*LISTED RECORDS:*
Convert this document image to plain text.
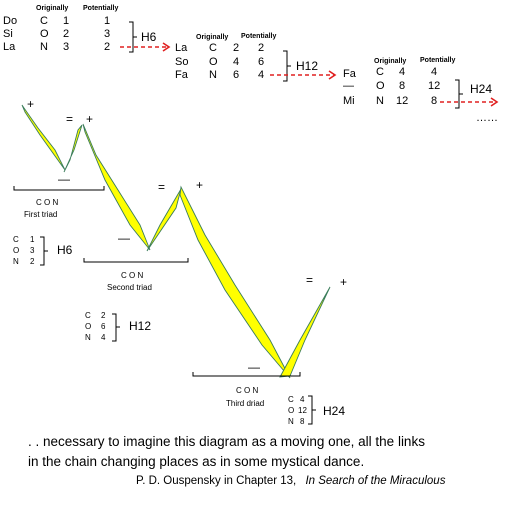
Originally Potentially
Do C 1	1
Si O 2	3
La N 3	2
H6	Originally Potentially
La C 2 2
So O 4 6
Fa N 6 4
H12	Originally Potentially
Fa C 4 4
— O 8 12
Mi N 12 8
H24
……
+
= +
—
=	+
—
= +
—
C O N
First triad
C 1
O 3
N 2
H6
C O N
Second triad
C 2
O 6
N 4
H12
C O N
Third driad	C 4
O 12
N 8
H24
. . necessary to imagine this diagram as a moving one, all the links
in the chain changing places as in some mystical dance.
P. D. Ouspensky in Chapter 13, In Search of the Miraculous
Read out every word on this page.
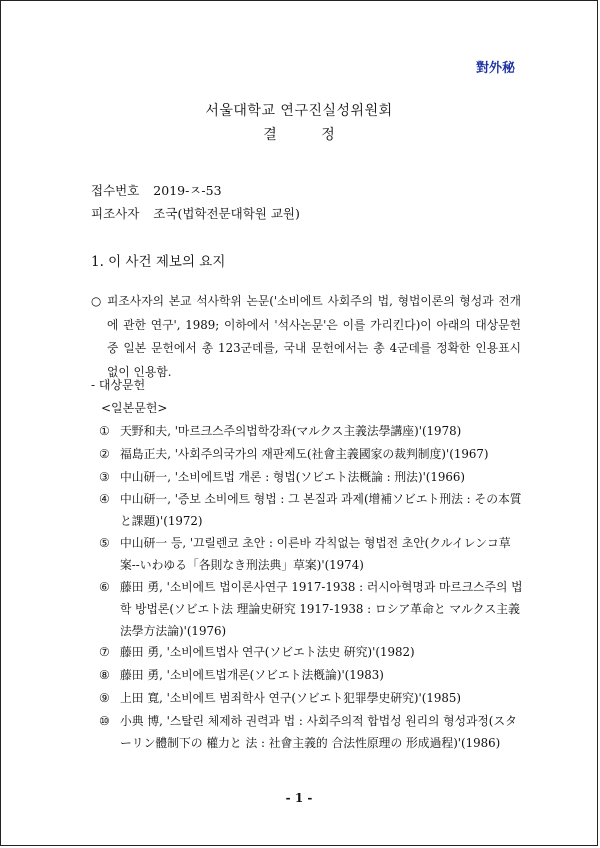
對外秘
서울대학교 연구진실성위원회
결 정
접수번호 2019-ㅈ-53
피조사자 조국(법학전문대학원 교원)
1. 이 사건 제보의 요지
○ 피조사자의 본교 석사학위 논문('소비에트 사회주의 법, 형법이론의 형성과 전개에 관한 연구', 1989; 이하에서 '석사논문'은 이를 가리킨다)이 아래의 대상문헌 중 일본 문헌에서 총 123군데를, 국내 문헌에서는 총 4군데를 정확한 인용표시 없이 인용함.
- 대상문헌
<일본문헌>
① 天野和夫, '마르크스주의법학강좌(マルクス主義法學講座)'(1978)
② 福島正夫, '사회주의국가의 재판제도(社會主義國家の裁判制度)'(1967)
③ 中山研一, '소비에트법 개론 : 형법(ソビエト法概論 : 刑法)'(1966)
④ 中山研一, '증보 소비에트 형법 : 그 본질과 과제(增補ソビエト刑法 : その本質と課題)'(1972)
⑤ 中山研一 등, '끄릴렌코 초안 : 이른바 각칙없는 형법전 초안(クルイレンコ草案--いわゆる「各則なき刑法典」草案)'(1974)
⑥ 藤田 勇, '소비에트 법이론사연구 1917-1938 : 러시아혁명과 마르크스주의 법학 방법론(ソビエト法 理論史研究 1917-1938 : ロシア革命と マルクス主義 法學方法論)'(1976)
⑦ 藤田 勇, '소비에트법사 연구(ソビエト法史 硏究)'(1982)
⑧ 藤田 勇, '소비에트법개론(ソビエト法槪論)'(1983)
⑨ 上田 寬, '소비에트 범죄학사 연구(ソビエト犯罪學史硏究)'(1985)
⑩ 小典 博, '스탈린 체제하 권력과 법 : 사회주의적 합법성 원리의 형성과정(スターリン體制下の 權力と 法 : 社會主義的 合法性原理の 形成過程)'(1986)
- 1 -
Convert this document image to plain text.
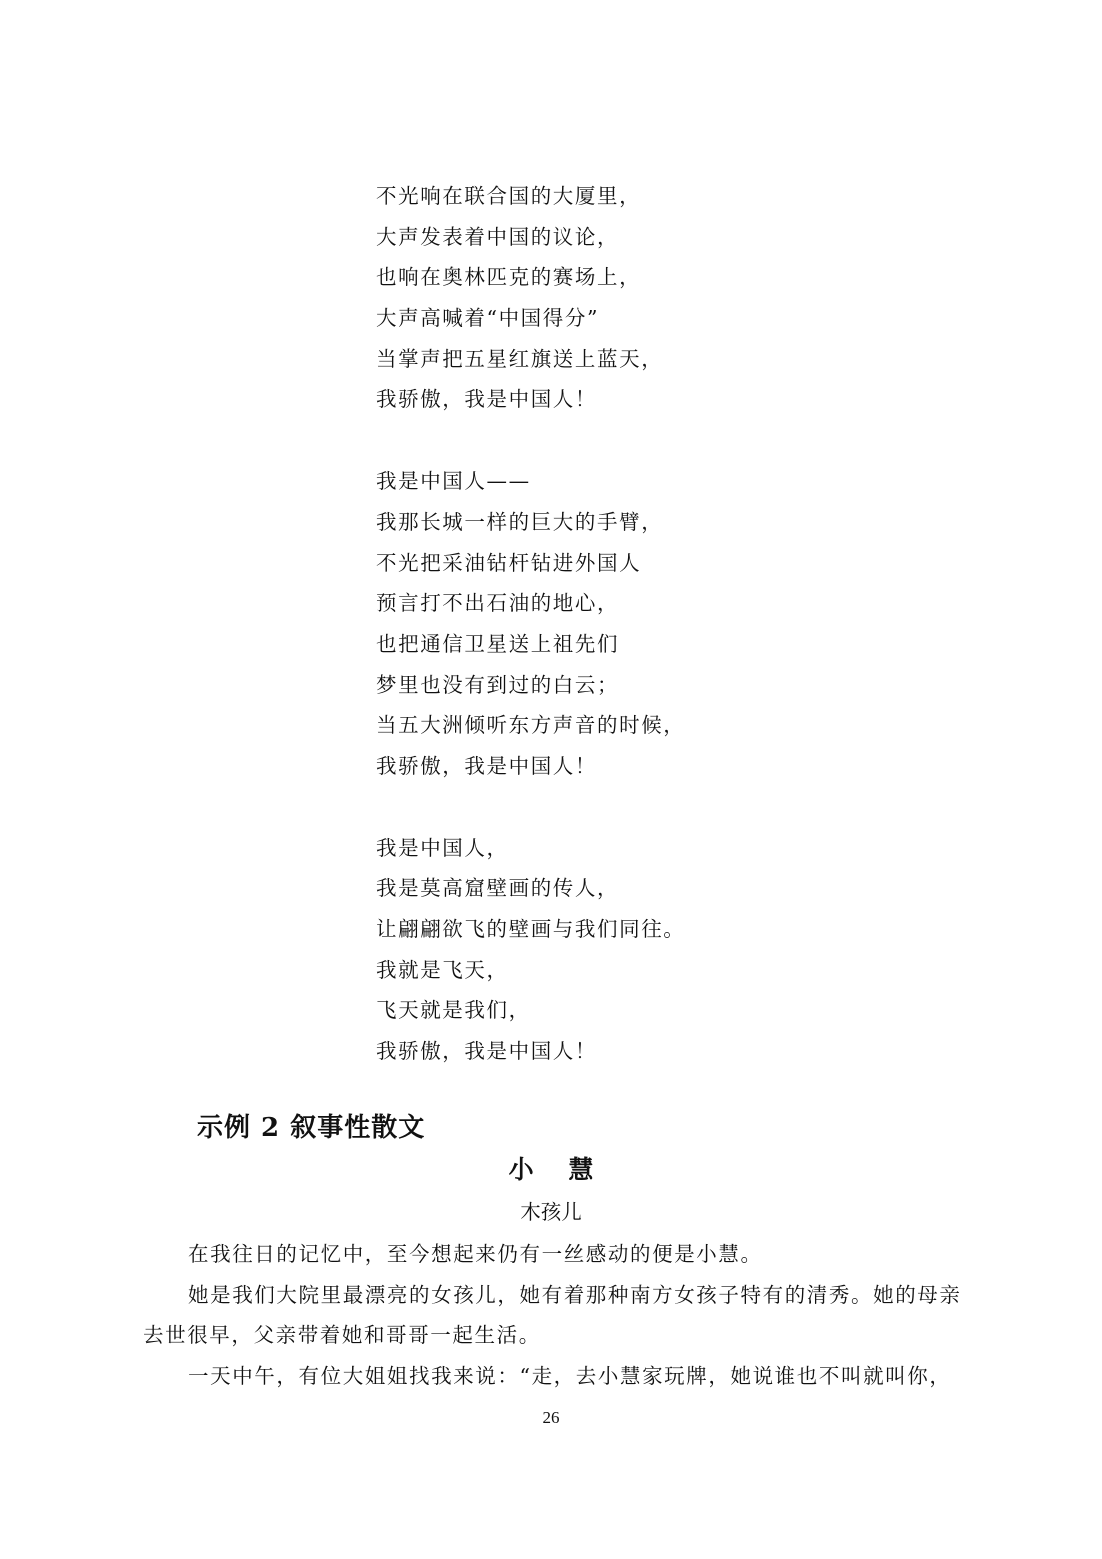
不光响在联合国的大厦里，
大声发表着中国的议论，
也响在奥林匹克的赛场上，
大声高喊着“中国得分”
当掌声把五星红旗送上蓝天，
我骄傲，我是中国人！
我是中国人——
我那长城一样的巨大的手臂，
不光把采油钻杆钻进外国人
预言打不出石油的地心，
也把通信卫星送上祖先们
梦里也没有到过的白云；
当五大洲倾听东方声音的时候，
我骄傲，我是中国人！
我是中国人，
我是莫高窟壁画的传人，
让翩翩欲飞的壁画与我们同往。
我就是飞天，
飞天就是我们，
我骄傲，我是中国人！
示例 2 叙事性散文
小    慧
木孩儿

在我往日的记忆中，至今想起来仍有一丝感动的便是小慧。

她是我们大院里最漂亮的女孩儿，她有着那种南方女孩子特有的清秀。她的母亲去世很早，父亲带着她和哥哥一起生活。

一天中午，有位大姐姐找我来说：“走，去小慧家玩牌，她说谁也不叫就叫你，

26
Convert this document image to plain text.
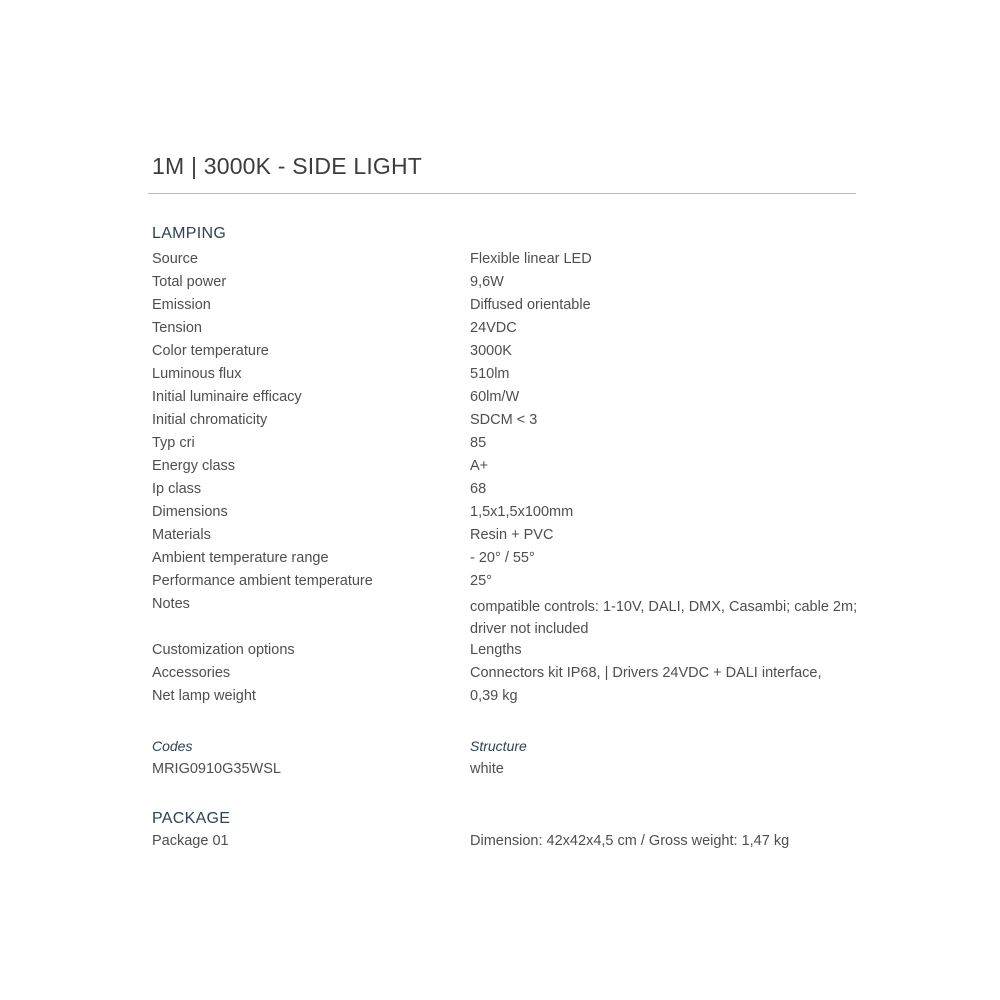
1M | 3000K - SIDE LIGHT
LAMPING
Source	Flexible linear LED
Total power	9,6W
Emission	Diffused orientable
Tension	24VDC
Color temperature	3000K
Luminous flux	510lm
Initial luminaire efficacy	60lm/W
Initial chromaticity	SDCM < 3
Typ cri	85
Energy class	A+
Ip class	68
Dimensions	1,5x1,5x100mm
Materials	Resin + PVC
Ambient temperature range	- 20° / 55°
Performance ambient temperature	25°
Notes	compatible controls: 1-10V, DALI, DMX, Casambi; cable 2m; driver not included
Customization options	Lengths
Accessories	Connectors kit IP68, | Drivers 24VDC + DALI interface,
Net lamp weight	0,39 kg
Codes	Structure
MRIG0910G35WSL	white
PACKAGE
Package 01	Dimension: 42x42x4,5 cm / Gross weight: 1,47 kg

*EXERCISE OBJECTIVE:* Quote every record above exactly, leaving out any pictures.

*WRITTEN SOLUTION:*
Convert this document image to plain text.
Originally Potentially
Do C 1	1
Si O 2	3
La N 3	2
H6	Originally Potentially
La C 2 2
So O 4 6
Fa N 6 4
H12	Originally Potentially
Fa C 4 4
— O 8 12
Mi N 12 8
H24
……
+
= +
—
=	+
—
= +
—
C O N
First triad
C 1
O 3
N 2
H6
C O N
Second triad
C 2
O 6
N 4
H12
C O N
Third driad	C 4
O 12
N 8
H24
. . necessary to imagine this diagram as a moving one, all the links
in the chain changing places as in some mystical dance.
P. D. Ouspensky in Chapter 13, In Search of the Miraculous
Read out every word on this page.
對外秘
서울대학교 연구진실성위원회
결 정
접수번호 2019-ㅈ-53
피조사자 조국(법학전문대학원 교원)
1. 이 사건 제보의 요지
○ 피조사자의 본교 석사학위 논문('소비에트 사회주의 법, 형법이론의 형성과 전개에 관한 연구', 1989; 이하에서 '석사논문'은 이를 가리킨다)이 아래의 대상문헌 중 일본 문헌에서 총 123군데를, 국내 문헌에서는 총 4군데를 정확한 인용표시 없이 인용함.
- 대상문헌
<일본문헌>
① 天野和夫, '마르크스주의법학강좌(マルクス主義法學講座)'(1978)
② 福島正夫, '사회주의국가의 재판제도(社會主義國家の裁判制度)'(1967)
③ 中山研一, '소비에트법 개론 : 형법(ソビエト法概論 : 刑法)'(1966)
④ 中山研一, '증보 소비에트 형법 : 그 본질과 과제(增補ソビエト刑法 : その本質と課題)'(1972)
⑤ 中山研一 등, '끄릴렌코 초안 : 이른바 각칙없는 형법전 초안(クルイレンコ草案--いわゆる「各則なき刑法典」草案)'(1974)
⑥ 藤田 勇, '소비에트 법이론사연구 1917-1938 : 러시아혁명과 마르크스주의 법학 방법론(ソビエト法 理論史研究 1917-1938 : ロシア革命と マルクス主義 法學方法論)'(1976)
⑦ 藤田 勇, '소비에트법사 연구(ソビエト法史 硏究)'(1982)
⑧ 藤田 勇, '소비에트법개론(ソビエト法槪論)'(1983)
⑨ 上田 寬, '소비에트 범죄학사 연구(ソビエト犯罪學史硏究)'(1985)
⑩ 小典 博, '스탈린 체제하 권력과 법 : 사회주의적 합법성 원리의 형성과정(スターリン體制下の 權力と 法 : 社會主義的 合法性原理の 形成過程)'(1986)
- 1 -
Convert this document image to plain text.
不光响在联合国的大厦里，
大声发表着中国的议论，
也响在奥林匹克的赛场上，
大声高喊着“中国得分”
当掌声把五星红旗送上蓝天，
我骄傲，我是中国人！
我是中国人——
我那长城一样的巨大的手臂，
不光把采油钻杆钻进外国人
预言打不出石油的地心，
也把通信卫星送上祖先们
梦里也没有到过的白云；
当五大洲倾听东方声音的时候，
我骄傲，我是中国人！
我是中国人，
我是莫高窟壁画的传人，
让翩翩欲飞的壁画与我们同往。
我就是飞天，
飞天就是我们，
我骄傲，我是中国人！
示例 2 叙事性散文
小    慧
木孩儿

在我往日的记忆中，至今想起来仍有一丝感动的便是小慧。

她是我们大院里最漂亮的女孩儿，她有着那种南方女孩子特有的清秀。她的母亲去世很早，父亲带着她和哥哥一起生活。

一天中午，有位大姐姐找我来说：“走，去小慧家玩牌，她说谁也不叫就叫你，

26
Convert this document image to plain text.
1M | 3000K - SIDE LIGHT
LAMPING
Source	Flexible linear LED
Total power	9,6W
Emission	Diffused orientable
Tension	24VDC
Color temperature	3000K
Luminous flux	510lm
Initial luminaire efficacy	60lm/W
Initial chromaticity	SDCM < 3
Typ cri	85
Energy class	A+
Ip class	68
Dimensions	1,5x1,5x100mm
Materials	Resin + PVC
Ambient temperature range	- 20° / 55°
Performance ambient temperature	25°
Notes	compatible controls: 1-10V, DALI, DMX, Casambi; cable 2m; driver not included
Customization options	Lengths
Accessories	Connectors kit IP68, | Drivers 24VDC + DALI interface,
Net lamp weight	0,39 kg
Codes	Structure
MRIG0910G35WSL	white
PACKAGE
Package 01	Dimension: 42x42x4,5 cm / Gross weight: 1,47 kg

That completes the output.